● **Required task**:
Could you print every record below exactly as it appears?

--- BEGIN Data listing ---

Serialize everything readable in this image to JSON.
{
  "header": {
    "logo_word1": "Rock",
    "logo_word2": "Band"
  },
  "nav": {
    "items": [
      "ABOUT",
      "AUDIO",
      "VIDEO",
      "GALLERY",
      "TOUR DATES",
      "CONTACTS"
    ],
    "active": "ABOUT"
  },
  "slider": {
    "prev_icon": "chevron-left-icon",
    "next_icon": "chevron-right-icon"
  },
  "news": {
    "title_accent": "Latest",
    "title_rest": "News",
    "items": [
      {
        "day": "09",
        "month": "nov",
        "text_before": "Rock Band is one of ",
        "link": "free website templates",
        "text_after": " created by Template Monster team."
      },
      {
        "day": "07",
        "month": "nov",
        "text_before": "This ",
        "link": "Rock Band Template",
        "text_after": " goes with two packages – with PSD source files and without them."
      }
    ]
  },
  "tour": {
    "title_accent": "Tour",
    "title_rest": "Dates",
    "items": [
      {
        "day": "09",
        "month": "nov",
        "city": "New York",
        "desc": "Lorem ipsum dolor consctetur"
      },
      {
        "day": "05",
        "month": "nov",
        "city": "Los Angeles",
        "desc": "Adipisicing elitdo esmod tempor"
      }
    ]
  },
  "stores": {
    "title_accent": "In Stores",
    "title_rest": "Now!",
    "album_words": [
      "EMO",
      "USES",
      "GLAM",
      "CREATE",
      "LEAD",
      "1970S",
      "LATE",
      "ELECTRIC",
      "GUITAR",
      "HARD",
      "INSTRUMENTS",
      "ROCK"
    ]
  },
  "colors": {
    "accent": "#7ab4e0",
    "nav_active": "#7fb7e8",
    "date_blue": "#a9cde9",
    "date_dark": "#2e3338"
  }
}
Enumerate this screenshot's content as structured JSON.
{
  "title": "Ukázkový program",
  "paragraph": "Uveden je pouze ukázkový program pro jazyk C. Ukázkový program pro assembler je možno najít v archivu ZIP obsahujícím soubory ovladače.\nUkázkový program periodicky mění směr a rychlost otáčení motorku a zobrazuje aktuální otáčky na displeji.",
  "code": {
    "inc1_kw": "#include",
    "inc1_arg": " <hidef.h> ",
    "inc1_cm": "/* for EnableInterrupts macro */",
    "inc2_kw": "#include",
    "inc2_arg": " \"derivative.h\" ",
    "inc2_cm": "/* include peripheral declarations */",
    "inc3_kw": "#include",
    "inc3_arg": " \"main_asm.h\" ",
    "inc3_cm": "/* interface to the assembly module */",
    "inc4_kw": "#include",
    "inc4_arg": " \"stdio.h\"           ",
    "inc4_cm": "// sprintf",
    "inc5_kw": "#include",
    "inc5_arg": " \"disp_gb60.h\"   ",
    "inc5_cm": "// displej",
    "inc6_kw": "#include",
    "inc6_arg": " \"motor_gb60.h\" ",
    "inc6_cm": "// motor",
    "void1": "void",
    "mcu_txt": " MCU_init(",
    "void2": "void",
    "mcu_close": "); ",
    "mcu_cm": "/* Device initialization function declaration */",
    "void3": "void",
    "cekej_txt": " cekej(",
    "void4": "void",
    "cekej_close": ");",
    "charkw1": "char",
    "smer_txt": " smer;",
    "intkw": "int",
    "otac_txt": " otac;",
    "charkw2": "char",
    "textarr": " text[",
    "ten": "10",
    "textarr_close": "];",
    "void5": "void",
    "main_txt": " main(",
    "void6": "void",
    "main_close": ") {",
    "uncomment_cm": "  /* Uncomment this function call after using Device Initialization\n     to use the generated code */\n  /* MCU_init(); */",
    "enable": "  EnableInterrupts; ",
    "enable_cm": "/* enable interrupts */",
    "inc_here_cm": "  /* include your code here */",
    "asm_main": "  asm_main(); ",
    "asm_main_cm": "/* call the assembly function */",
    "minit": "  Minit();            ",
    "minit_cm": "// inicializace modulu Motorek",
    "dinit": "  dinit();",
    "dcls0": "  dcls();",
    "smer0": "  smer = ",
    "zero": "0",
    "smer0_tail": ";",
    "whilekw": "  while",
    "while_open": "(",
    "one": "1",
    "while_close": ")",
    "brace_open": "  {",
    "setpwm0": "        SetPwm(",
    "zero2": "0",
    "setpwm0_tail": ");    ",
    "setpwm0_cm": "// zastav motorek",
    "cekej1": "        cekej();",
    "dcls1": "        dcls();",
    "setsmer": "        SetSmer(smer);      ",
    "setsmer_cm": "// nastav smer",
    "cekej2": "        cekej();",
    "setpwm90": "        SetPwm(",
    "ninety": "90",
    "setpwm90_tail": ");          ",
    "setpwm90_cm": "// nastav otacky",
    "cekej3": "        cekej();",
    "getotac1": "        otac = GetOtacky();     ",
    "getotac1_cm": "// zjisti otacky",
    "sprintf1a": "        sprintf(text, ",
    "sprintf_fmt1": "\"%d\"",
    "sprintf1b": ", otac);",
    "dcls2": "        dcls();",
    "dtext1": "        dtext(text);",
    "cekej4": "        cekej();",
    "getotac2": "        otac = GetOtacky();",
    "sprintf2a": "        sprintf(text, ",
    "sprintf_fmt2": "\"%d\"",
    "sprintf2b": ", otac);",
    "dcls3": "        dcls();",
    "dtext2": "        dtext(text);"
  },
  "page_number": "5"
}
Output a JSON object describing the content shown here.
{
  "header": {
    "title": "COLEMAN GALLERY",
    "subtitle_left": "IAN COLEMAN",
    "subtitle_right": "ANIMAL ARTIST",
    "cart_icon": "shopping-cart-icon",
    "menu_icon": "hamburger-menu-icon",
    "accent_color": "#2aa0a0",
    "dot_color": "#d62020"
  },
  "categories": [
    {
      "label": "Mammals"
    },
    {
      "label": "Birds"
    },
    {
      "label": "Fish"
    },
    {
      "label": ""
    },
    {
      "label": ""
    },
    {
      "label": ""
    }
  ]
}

--- END Data listing ---

● **Output below**:
Serialize everything readable in this image to JSON.
{
  "header": {
    "logo_word1": "Rock",
    "logo_word2": "Band"
  },
  "nav": {
    "items": [
      "ABOUT",
      "AUDIO",
      "VIDEO",
      "GALLERY",
      "TOUR DATES",
      "CONTACTS"
    ],
    "active": "ABOUT"
  },
  "slider": {
    "prev_icon": "chevron-left-icon",
    "next_icon": "chevron-right-icon"
  },
  "news": {
    "title_accent": "Latest",
    "title_rest": "News",
    "items": [
      {
        "day": "09",
        "month": "nov",
        "text_before": "Rock Band is one of ",
        "link": "free website templates",
        "text_after": " created by Template Monster team."
      },
      {
        "day": "07",
        "month": "nov",
        "text_before": "This ",
        "link": "Rock Band Template",
        "text_after": " goes with two packages – with PSD source files and without them."
      }
    ]
  },
  "tour": {
    "title_accent": "Tour",
    "title_rest": "Dates",
    "items": [
      {
        "day": "09",
        "month": "nov",
        "city": "New York",
        "desc": "Lorem ipsum dolor consctetur"
      },
      {
        "day": "05",
        "month": "nov",
        "city": "Los Angeles",
        "desc": "Adipisicing elitdo esmod tempor"
      }
    ]
  },
  "stores": {
    "title_accent": "In Stores",
    "title_rest": "Now!",
    "album_words": [
      "EMO",
      "USES",
      "GLAM",
      "CREATE",
      "LEAD",
      "1970S",
      "LATE",
      "ELECTRIC",
      "GUITAR",
      "HARD",
      "INSTRUMENTS",
      "ROCK"
    ]
  },
  "colors": {
    "accent": "#7ab4e0",
    "nav_active": "#7fb7e8",
    "date_blue": "#a9cde9",
    "date_dark": "#2e3338"
  }
}
Enumerate this screenshot's content as structured JSON.
{
  "title": "Ukázkový program",
  "paragraph": "Uveden je pouze ukázkový program pro jazyk C. Ukázkový program pro assembler je možno najít v archivu ZIP obsahujícím soubory ovladače.\nUkázkový program periodicky mění směr a rychlost otáčení motorku a zobrazuje aktuální otáčky na displeji.",
  "code": {
    "inc1_kw": "#include",
    "inc1_arg": " <hidef.h> ",
    "inc1_cm": "/* for EnableInterrupts macro */",
    "inc2_kw": "#include",
    "inc2_arg": " \"derivative.h\" ",
    "inc2_cm": "/* include peripheral declarations */",
    "inc3_kw": "#include",
    "inc3_arg": " \"main_asm.h\" ",
    "inc3_cm": "/* interface to the assembly module */",
    "inc4_kw": "#include",
    "inc4_arg": " \"stdio.h\"           ",
    "inc4_cm": "// sprintf",
    "inc5_kw": "#include",
    "inc5_arg": " \"disp_gb60.h\"   ",
    "inc5_cm": "// displej",
    "inc6_kw": "#include",
    "inc6_arg": " \"motor_gb60.h\" ",
    "inc6_cm": "// motor",
    "void1": "void",
    "mcu_txt": " MCU_init(",
    "void2": "void",
    "mcu_close": "); ",
    "mcu_cm": "/* Device initialization function declaration */",
    "void3": "void",
    "cekej_txt": " cekej(",
    "void4": "void",
    "cekej_close": ");",
    "charkw1": "char",
    "smer_txt": " smer;",
    "intkw": "int",
    "otac_txt": " otac;",
    "charkw2": "char",
    "textarr": " text[",
    "ten": "10",
    "textarr_close": "];",
    "void5": "void",
    "main_txt": " main(",
    "void6": "void",
    "main_close": ") {",
    "uncomment_cm": "  /* Uncomment this function call after using Device Initialization\n     to use the generated code */\n  /* MCU_init(); */",
    "enable": "  EnableInterrupts; ",
    "enable_cm": "/* enable interrupts */",
    "inc_here_cm": "  /* include your code here */",
    "asm_main": "  asm_main(); ",
    "asm_main_cm": "/* call the assembly function */",
    "minit": "  Minit();            ",
    "minit_cm": "// inicializace modulu Motorek",
    "dinit": "  dinit();",
    "dcls0": "  dcls();",
    "smer0": "  smer = ",
    "zero": "0",
    "smer0_tail": ";",
    "whilekw": "  while",
    "while_open": "(",
    "one": "1",
    "while_close": ")",
    "brace_open": "  {",
    "setpwm0": "        SetPwm(",
    "zero2": "0",
    "setpwm0_tail": ");    ",
    "setpwm0_cm": "// zastav motorek",
    "cekej1": "        cekej();",
    "dcls1": "        dcls();",
    "setsmer": "        SetSmer(smer);      ",
    "setsmer_cm": "// nastav smer",
    "cekej2": "        cekej();",
    "setpwm90": "        SetPwm(",
    "ninety": "90",
    "setpwm90_tail": ");          ",
    "setpwm90_cm": "// nastav otacky",
    "cekej3": "        cekej();",
    "getotac1": "        otac = GetOtacky();     ",
    "getotac1_cm": "// zjisti otacky",
    "sprintf1a": "        sprintf(text, ",
    "sprintf_fmt1": "\"%d\"",
    "sprintf1b": ", otac);",
    "dcls2": "        dcls();",
    "dtext1": "        dtext(text);",
    "cekej4": "        cekej();",
    "getotac2": "        otac = GetOtacky();",
    "sprintf2a": "        sprintf(text, ",
    "sprintf_fmt2": "\"%d\"",
    "sprintf2b": ", otac);",
    "dcls3": "        dcls();",
    "dtext2": "        dtext(text);"
  },
  "page_number": "5"
}
Output a JSON object describing the content shown here.
{
  "header": {
    "title": "COLEMAN GALLERY",
    "subtitle_left": "IAN COLEMAN",
    "subtitle_right": "ANIMAL ARTIST",
    "cart_icon": "shopping-cart-icon",
    "menu_icon": "hamburger-menu-icon",
    "accent_color": "#2aa0a0",
    "dot_color": "#d62020"
  },
  "categories": [
    {
      "label": "Mammals"
    },
    {
      "label": "Birds"
    },
    {
      "label": "Fish"
    },
    {
      "label": ""
    },
    {
      "label": ""
    },
    {
      "label": ""
    }
  ]
}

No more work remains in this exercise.